* [Exercise aim] Pictures should be excluded; otherwise, copy every entry exactly.

* [Entries shown]

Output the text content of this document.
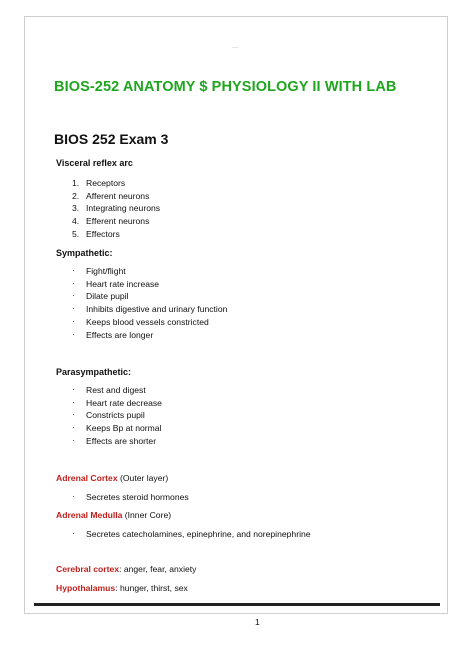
-----
BIOS-252 ANATOMY $ PHYSIOLOGY II WITH LAB
BIOS 252 Exam 3
Visceral reflex arc
1. Receptors
2. Afferent neurons
3. Integrating neurons
4. Efferent neurons
5. Effectors
Sympathetic:
· Fight/flight
· Heart rate increase
· Dilate pupil
· Inhibits digestive and urinary function
· Keeps blood vessels constricted
· Effects are longer
Parasympathetic:
· Rest and digest
· Heart rate decrease
· Constricts pupil
· Keeps Bp at normal
· Effects are shorter
Adrenal Cortex (Outer layer)
· Secretes steroid hormones
Adrenal Medulla (Inner Core)
· Secretes catecholamines, epinephrine, and norepinephrine
Cerebral cortex: anger, fear, anxiety
Hypothalamus: hunger, thirst, sex
1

* [Correct result]
Output the text content of this document.
-----
BIOS-252 ANATOMY $ PHYSIOLOGY II WITH LAB
BIOS 252 Exam 3
Visceral reflex arc
1. Receptors
2. Afferent neurons
3. Integrating neurons
4. Efferent neurons
5. Effectors
Sympathetic:
· Fight/flight
· Heart rate increase
· Dilate pupil
· Inhibits digestive and urinary function
· Keeps blood vessels constricted
· Effects are longer
Parasympathetic:
· Rest and digest
· Heart rate decrease
· Constricts pupil
· Keeps Bp at normal
· Effects are shorter
Adrenal Cortex (Outer layer)
· Secretes steroid hormones
Adrenal Medulla (Inner Core)
· Secretes catecholamines, epinephrine, and norepinephrine
Cerebral cortex: anger, fear, anxiety
Hypothalamus: hunger, thirst, sex
1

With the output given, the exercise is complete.